**TASK DIRECTIONS**.
Reproduce each line of the listing exactly.

▬▬▬

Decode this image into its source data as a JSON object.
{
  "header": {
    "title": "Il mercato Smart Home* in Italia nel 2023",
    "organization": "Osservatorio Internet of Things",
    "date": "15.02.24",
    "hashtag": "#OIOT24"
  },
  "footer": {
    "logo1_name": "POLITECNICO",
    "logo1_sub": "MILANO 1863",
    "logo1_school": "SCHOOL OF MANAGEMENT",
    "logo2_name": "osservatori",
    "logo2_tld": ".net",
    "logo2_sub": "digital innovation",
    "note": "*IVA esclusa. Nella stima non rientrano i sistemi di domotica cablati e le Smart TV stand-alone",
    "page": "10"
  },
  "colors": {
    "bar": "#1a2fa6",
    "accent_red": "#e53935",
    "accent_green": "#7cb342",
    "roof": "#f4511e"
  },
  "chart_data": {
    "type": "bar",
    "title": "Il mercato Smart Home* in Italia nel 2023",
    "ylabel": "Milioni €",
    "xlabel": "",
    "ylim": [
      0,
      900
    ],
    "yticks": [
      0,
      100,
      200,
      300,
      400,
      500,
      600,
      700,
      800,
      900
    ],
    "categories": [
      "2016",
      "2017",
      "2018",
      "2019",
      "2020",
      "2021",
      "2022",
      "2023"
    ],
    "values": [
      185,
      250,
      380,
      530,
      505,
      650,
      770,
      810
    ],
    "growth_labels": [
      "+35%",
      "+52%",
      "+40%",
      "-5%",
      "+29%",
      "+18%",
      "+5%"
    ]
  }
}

▬▬▬

**TASK ANSWER**.
Decode this image into its source data as a JSON object.
{
  "header": {
    "title": "Il mercato Smart Home* in Italia nel 2023",
    "organization": "Osservatorio Internet of Things",
    "date": "15.02.24",
    "hashtag": "#OIOT24"
  },
  "footer": {
    "logo1_name": "POLITECNICO",
    "logo1_sub": "MILANO 1863",
    "logo1_school": "SCHOOL OF MANAGEMENT",
    "logo2_name": "osservatori",
    "logo2_tld": ".net",
    "logo2_sub": "digital innovation",
    "note": "*IVA esclusa. Nella stima non rientrano i sistemi di domotica cablati e le Smart TV stand-alone",
    "page": "10"
  },
  "colors": {
    "bar": "#1a2fa6",
    "accent_red": "#e53935",
    "accent_green": "#7cb342",
    "roof": "#f4511e"
  },
  "chart_data": {
    "type": "bar",
    "title": "Il mercato Smart Home* in Italia nel 2023",
    "ylabel": "Milioni €",
    "xlabel": "",
    "ylim": [
      0,
      900
    ],
    "yticks": [
      0,
      100,
      200,
      300,
      400,
      500,
      600,
      700,
      800,
      900
    ],
    "categories": [
      "2016",
      "2017",
      "2018",
      "2019",
      "2020",
      "2021",
      "2022",
      "2023"
    ],
    "values": [
      185,
      250,
      380,
      530,
      505,
      650,
      770,
      810
    ],
    "growth_labels": [
      "+35%",
      "+52%",
      "+40%",
      "-5%",
      "+29%",
      "+18%",
      "+5%"
    ]
  }
}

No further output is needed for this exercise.